= DO THIS =
Go through the entries below and collect each line with the string "Absences" in it.

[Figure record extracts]
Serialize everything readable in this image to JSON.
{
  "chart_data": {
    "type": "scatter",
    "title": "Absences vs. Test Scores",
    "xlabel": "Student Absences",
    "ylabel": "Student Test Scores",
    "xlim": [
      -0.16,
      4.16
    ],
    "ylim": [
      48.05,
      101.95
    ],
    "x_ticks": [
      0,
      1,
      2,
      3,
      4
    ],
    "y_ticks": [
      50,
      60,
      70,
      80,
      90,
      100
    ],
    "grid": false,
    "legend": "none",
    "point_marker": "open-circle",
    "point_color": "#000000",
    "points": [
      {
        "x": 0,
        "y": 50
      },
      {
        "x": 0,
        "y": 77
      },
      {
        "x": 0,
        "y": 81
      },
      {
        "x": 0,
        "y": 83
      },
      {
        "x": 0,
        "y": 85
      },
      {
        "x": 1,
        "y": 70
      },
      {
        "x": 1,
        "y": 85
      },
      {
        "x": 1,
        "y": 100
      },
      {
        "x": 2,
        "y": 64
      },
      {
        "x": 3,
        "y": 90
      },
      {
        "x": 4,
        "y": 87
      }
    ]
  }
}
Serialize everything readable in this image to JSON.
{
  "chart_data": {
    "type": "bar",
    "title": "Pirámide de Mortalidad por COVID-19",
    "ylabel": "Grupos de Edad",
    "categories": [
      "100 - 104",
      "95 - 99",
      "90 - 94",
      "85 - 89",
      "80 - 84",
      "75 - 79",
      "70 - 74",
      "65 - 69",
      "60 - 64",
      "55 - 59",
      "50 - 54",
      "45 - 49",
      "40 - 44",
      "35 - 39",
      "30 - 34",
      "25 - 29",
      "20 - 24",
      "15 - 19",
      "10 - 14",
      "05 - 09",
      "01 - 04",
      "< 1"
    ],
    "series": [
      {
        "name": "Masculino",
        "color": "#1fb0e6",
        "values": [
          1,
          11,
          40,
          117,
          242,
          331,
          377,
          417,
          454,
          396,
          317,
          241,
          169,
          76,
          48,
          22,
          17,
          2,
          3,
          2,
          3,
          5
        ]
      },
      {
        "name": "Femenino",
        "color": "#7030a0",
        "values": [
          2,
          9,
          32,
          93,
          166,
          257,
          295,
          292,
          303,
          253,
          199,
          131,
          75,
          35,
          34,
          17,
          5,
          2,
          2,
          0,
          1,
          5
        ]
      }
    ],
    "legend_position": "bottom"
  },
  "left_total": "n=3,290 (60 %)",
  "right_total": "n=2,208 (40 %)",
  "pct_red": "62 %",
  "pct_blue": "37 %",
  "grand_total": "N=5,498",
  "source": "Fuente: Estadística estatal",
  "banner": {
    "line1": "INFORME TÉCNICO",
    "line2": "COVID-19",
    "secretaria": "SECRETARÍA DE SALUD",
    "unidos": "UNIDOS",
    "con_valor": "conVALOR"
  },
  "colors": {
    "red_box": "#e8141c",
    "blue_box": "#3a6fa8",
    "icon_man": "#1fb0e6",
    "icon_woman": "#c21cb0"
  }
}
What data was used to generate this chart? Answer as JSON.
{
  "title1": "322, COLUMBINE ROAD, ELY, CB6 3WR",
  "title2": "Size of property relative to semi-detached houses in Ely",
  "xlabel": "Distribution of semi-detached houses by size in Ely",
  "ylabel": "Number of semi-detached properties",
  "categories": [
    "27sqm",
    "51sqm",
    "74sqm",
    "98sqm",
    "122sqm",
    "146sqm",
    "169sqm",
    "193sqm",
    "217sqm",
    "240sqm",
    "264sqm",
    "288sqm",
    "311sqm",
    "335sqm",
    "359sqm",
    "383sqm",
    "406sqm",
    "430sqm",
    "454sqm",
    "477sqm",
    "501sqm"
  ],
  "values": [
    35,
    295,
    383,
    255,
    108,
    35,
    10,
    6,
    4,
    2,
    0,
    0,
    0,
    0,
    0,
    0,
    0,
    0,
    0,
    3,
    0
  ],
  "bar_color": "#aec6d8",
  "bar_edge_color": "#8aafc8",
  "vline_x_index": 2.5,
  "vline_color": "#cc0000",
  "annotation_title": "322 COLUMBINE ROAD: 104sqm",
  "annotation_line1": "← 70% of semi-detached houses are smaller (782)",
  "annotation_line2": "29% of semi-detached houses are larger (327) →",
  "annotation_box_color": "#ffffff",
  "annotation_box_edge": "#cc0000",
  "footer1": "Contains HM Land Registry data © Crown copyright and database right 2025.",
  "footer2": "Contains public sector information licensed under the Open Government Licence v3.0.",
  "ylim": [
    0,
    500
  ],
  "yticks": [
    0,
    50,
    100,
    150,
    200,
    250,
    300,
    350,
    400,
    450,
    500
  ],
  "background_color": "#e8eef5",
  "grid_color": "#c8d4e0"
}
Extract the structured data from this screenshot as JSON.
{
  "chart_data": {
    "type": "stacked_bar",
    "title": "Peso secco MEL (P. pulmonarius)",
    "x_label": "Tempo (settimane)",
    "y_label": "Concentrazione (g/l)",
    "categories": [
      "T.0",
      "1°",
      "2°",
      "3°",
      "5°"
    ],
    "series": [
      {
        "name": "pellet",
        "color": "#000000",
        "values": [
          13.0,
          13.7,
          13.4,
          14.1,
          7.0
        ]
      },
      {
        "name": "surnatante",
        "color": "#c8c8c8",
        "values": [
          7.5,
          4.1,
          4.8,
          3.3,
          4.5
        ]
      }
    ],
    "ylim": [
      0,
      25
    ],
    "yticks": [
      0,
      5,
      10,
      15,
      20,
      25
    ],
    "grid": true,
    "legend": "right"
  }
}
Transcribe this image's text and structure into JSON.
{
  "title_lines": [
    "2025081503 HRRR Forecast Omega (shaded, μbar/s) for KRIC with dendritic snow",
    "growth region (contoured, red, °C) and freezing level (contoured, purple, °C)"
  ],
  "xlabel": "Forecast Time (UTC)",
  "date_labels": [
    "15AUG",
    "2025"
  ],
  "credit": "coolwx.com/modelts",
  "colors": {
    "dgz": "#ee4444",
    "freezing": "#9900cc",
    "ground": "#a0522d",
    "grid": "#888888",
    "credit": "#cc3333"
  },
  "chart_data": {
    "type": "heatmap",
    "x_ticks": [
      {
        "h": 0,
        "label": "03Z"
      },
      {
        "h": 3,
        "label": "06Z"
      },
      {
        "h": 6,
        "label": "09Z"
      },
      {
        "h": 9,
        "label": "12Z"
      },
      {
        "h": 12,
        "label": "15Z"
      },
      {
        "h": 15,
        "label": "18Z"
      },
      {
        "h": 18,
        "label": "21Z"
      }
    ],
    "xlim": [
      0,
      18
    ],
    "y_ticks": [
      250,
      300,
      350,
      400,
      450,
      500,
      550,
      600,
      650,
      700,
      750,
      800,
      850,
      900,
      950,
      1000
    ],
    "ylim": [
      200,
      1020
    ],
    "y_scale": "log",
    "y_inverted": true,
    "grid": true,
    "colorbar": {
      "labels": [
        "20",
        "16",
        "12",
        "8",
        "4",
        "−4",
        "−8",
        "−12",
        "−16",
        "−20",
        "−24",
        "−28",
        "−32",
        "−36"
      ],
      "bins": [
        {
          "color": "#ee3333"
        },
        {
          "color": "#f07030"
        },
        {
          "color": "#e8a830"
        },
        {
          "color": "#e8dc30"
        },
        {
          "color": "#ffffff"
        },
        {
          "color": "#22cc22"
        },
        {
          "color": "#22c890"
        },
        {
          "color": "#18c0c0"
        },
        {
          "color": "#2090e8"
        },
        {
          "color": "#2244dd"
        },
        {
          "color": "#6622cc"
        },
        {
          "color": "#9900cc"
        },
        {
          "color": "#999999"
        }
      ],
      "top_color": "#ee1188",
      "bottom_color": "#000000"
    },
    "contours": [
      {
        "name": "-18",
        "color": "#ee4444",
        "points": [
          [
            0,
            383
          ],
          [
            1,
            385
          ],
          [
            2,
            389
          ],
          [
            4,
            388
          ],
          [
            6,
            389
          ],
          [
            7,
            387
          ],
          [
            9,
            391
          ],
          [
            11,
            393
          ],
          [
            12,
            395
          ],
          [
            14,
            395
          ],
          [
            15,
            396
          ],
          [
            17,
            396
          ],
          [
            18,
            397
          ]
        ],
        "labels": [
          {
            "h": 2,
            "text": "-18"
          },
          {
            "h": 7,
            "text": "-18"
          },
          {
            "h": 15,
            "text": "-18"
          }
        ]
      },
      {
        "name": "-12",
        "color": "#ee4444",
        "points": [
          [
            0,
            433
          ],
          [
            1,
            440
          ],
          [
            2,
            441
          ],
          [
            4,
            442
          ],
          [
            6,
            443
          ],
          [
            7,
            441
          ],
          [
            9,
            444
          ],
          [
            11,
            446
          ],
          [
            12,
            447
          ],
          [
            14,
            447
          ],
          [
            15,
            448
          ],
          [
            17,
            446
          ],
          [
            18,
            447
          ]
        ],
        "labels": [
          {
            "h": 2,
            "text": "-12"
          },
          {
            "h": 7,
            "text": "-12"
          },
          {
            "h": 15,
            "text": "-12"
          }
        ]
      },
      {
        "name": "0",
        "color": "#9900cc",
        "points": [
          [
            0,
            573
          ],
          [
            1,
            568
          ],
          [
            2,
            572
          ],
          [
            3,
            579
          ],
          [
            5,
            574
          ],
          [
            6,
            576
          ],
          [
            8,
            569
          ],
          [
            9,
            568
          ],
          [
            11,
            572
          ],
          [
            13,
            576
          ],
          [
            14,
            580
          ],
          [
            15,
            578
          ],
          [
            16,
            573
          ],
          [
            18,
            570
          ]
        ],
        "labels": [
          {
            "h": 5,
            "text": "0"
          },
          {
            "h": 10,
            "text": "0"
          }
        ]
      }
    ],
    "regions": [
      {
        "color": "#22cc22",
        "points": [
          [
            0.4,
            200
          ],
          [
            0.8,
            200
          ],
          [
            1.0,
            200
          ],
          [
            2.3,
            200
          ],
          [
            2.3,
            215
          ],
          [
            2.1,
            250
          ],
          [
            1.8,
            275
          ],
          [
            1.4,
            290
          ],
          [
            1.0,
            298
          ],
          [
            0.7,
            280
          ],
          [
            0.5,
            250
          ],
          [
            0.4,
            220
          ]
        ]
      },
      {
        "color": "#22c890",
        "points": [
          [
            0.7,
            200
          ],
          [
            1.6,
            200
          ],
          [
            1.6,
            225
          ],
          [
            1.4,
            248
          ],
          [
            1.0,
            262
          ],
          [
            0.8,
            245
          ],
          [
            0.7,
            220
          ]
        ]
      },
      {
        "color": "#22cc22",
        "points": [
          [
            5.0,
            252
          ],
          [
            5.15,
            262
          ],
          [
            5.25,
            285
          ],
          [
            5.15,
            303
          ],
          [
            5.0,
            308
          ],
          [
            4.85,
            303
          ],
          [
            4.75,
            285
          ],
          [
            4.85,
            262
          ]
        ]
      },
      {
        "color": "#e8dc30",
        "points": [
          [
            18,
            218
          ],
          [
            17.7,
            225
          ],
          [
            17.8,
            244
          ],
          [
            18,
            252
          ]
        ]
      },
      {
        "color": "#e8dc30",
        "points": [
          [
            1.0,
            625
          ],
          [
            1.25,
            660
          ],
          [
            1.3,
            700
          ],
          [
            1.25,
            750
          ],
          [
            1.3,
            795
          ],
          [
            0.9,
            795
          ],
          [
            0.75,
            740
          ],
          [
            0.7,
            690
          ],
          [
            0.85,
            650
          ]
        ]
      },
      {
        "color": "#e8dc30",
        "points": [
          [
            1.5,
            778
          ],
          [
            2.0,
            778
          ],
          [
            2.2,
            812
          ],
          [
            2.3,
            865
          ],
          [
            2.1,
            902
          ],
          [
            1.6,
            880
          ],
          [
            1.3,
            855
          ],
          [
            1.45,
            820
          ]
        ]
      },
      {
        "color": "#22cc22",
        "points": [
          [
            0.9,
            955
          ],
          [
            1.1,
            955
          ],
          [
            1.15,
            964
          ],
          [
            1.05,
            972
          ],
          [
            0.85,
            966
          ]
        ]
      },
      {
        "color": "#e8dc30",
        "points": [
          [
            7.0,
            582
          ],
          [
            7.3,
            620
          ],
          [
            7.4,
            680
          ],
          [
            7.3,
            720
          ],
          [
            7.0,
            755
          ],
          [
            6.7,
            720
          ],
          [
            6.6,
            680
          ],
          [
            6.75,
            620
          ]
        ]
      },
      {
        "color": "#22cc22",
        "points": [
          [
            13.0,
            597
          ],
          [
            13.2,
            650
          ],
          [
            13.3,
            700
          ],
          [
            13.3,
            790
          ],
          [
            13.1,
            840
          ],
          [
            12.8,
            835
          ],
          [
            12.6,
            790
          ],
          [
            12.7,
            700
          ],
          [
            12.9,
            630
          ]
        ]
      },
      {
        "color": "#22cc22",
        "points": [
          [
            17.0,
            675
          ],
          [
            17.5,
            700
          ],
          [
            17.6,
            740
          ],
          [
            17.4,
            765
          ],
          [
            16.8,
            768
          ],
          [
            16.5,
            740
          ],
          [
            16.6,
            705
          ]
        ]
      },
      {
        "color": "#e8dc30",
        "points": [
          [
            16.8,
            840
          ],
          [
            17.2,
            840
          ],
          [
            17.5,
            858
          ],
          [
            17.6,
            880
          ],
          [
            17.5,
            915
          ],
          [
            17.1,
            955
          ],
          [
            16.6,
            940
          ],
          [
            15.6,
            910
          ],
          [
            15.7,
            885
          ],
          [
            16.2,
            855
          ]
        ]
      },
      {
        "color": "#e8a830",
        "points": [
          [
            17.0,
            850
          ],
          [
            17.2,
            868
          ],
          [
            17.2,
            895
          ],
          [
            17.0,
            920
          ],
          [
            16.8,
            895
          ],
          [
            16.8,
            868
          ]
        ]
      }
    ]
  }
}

= RESULT FOR THIS EXERCISE =
    "title": "Absences vs. Test Scores",
    "xlabel": "Student Absences",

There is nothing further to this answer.